-- Start of DATASET --

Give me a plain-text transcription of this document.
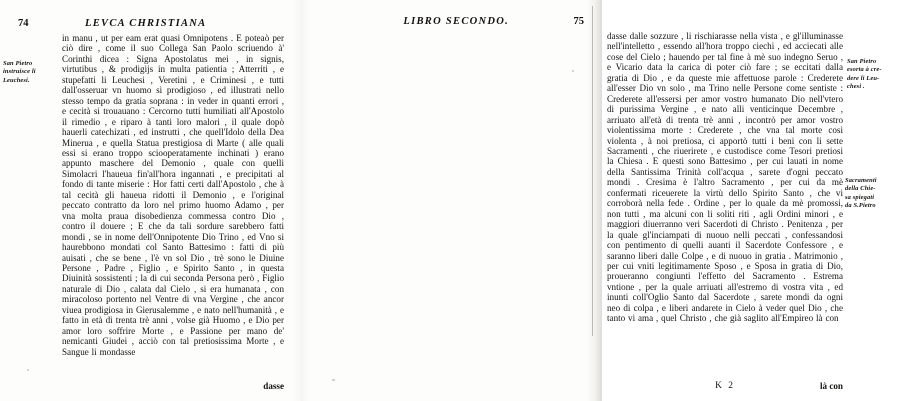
74	LEVCA CHRISTIANA

in manu , ut per eam erat quasi Omnipotens . E poteaò per ciò dire , come il suo Collega San Paolo scriuendo à' Corinthi dicea : Signa Apostolatus mei , in signis, virtutibus , & prodigijs in multa patientia ; Atterriti , e stupefatti li Leuchesi , Veretini , e Criminesi , e tutti dall'osseruar vn huomo sì prodigioso , ed illustrati nello stesso tempo da gratia soprana : in veder in quanti errori , e cecità si trouauano : Cercorno tutti humiliati all'Apostolo il rimedio , e riparo à tanti loro malori , il quale dopò hauerli catechizati , ed instrutti , che quell'Idolo della Dea Minerua , e quella Statua prestigiosa di Marte ( alle quali essi si erano troppo sciooperatamente inchinati ) erano appunto maschere del Demonio , quale con quelli Simolacri l'haueua fin'all'hora ingannati , e precipitati al fondo di tante miserie : Hor fatti certi dall'Apostolo , che à tal cecità gli haueua ridotti il Demonio , e l'original peccato contratto da loro nel primo huomo Adamo , per vna molta praua disobedienza commessa contro Dio , contro il douere ; E che da tali sordure sarebbero fatti mondi , se in nome dell'Onnipotente Dio Trino , ed Vno si haurebbono mondati col Santo Battesimo : fatti di più auisati , che se bene , l'è vn sol Dio , trè sono le Diuine Persone , Padre , Figlio , e Spirito Santo , in questa Diuinità sossistenti ; la di cui seconda Persona però , Figlio naturale di Dio , calata dal Cielo , si era humanata , con miracoloso portento nel Ventre di vna Vergine , che ancor viuea prodigiosa in Gierusalemme , e nato nell'humanità , e fatto in età di trenta trè anni , volse già Huomo , e Dio per amor loro soffrire Morte , e Passione per mano de' nemicanti Giudei , acciò con tal pretiosissima Morte , e Sangue li mondasse

San Pietro
instruisce li
Leuchesi.
dasse
LIBRO SECONDO.	75

dasse dalle sozzure , li rischiarasse nella vista , e gl'illuminasse nell'intelletto , essendo all'hora troppo ciechi , ed acciecati alle cose del Cielo ; hauendo per tal fine à mè suo indegno Seruo , e Vicario data la carica di poter ciò fare ; se eccitati dalla gratia di Dio , e da queste mie affettuose parole : Crederete all'esser Dio vn solo , ma Trino nelle Persone come sentiste : Crederete all'essersi per amor vostro humanato Dio nell'vtero di purissima Vergine , e nato alli venticinque Decembre , arriuato all'età di trenta trè anni , incontrò per amor vostro violentissima morte : Crederete , che vna tal morte così violenta , à noi pretiosa, ci apportò tutti i beni con li sette Sacramenti , che riuerirete , e custodisce come Tesori pretiosi la Chiesa . E questi sono Battesimo , per cui lauati in nome della Santissima Trinità coll'acqua , sarete d'ogni peccato mondi . Cresima è l'altro Sacramento , per cui da mè confermati riceuerete la virtù dello Spirito Santo , che vi corroborà nella fede . Ordine , per lo quale da mè promossi, non tutti , ma alcuni con li soliti riti , agli Ordini minori , e maggiori diuerranno veri Sacerdoti di Christo . Penitenza , per la quale gl'inciampati di nuouo nelli peccati , confessandosi con pentimento di quelli auanti il Sacerdote Confessore , e saranno liberi dalle Colpe , e di nuouo in gratia . Matrimonio , per cui vniti legitimamente Sposo , e Sposa in gratia di Dio, proueranno congiunti l'effetto del Sacramento . Estrema vntione , per la quale arriuati all'estremo di vostra vita , ed inunti coll'Oglio Santo dal Sacerdote , sarete mondi da ogni neo di colpa , e liberi andarete in Cielo à veder quel Dio , che tanto vi ama , quel Christo , che già saglito all'Empireo là con

San Pietro
esorta à cre-
dere li Leu-
chesi .
Sacramenti
della Chie-
sa spiegati
da S.Pietro
K 2	là con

-- End of DATASET --

Go through the entries above and output them exactly, without pictures.

Give me a plain-text transcription of this document.
74	LEVCA CHRISTIANA

in manu , ut per eam erat quasi Omnipotens . E poteaò per ciò dire , come il suo Collega San Paolo scriuendo à' Corinthi dicea : Signa Apostolatus mei , in signis, virtutibus , & prodigijs in multa patientia ; Atterriti , e stupefatti li Leuchesi , Veretini , e Criminesi , e tutti dall'osseruar vn huomo sì prodigioso , ed illustrati nello stesso tempo da gratia soprana : in veder in quanti errori , e cecità si trouauano : Cercorno tutti humiliati all'Apostolo il rimedio , e riparo à tanti loro malori , il quale dopò hauerli catechizati , ed instrutti , che quell'Idolo della Dea Minerua , e quella Statua prestigiosa di Marte ( alle quali essi si erano troppo sciooperatamente inchinati ) erano appunto maschere del Demonio , quale con quelli Simolacri l'haueua fin'all'hora ingannati , e precipitati al fondo di tante miserie : Hor fatti certi dall'Apostolo , che à tal cecità gli haueua ridotti il Demonio , e l'original peccato contratto da loro nel primo huomo Adamo , per vna molta praua disobedienza commessa contro Dio , contro il douere ; E che da tali sordure sarebbero fatti mondi , se in nome dell'Onnipotente Dio Trino , ed Vno si haurebbono mondati col Santo Battesimo : fatti di più auisati , che se bene , l'è vn sol Dio , trè sono le Diuine Persone , Padre , Figlio , e Spirito Santo , in questa Diuinità sossistenti ; la di cui seconda Persona però , Figlio naturale di Dio , calata dal Cielo , si era humanata , con miracoloso portento nel Ventre di vna Vergine , che ancor viuea prodigiosa in Gierusalemme , e nato nell'humanità , e fatto in età di trenta trè anni , volse già Huomo , e Dio per amor loro soffrire Morte , e Passione per mano de' nemicanti Giudei , acciò con tal pretiosissima Morte , e Sangue li mondasse

San Pietro
instruisce li
Leuchesi.
dasse
LIBRO SECONDO.	75

dasse dalle sozzure , li rischiarasse nella vista , e gl'illuminasse nell'intelletto , essendo all'hora troppo ciechi , ed acciecati alle cose del Cielo ; hauendo per tal fine à mè suo indegno Seruo , e Vicario data la carica di poter ciò fare ; se eccitati dalla gratia di Dio , e da queste mie affettuose parole : Crederete all'esser Dio vn solo , ma Trino nelle Persone come sentiste : Crederete all'essersi per amor vostro humanato Dio nell'vtero di purissima Vergine , e nato alli venticinque Decembre , arriuato all'età di trenta trè anni , incontrò per amor vostro violentissima morte : Crederete , che vna tal morte così violenta , à noi pretiosa, ci apportò tutti i beni con li sette Sacramenti , che riuerirete , e custodisce come Tesori pretiosi la Chiesa . E questi sono Battesimo , per cui lauati in nome della Santissima Trinità coll'acqua , sarete d'ogni peccato mondi . Cresima è l'altro Sacramento , per cui da mè confermati riceuerete la virtù dello Spirito Santo , che vi corroborà nella fede . Ordine , per lo quale da mè promossi, non tutti , ma alcuni con li soliti riti , agli Ordini minori , e maggiori diuerranno veri Sacerdoti di Christo . Penitenza , per la quale gl'inciampati di nuouo nelli peccati , confessandosi con pentimento di quelli auanti il Sacerdote Confessore , e saranno liberi dalle Colpe , e di nuouo in gratia . Matrimonio , per cui vniti legitimamente Sposo , e Sposa in gratia di Dio, proueranno congiunti l'effetto del Sacramento . Estrema vntione , per la quale arriuati all'estremo di vostra vita , ed inunti coll'Oglio Santo dal Sacerdote , sarete mondi da ogni neo di colpa , e liberi andarete in Cielo à veder quel Dio , che tanto vi ama , quel Christo , che già saglito all'Empireo là con

San Pietro
esorta à cre-
dere li Leu-
chesi .
Sacramenti
della Chie-
sa spiegati
da S.Pietro
K 2	là con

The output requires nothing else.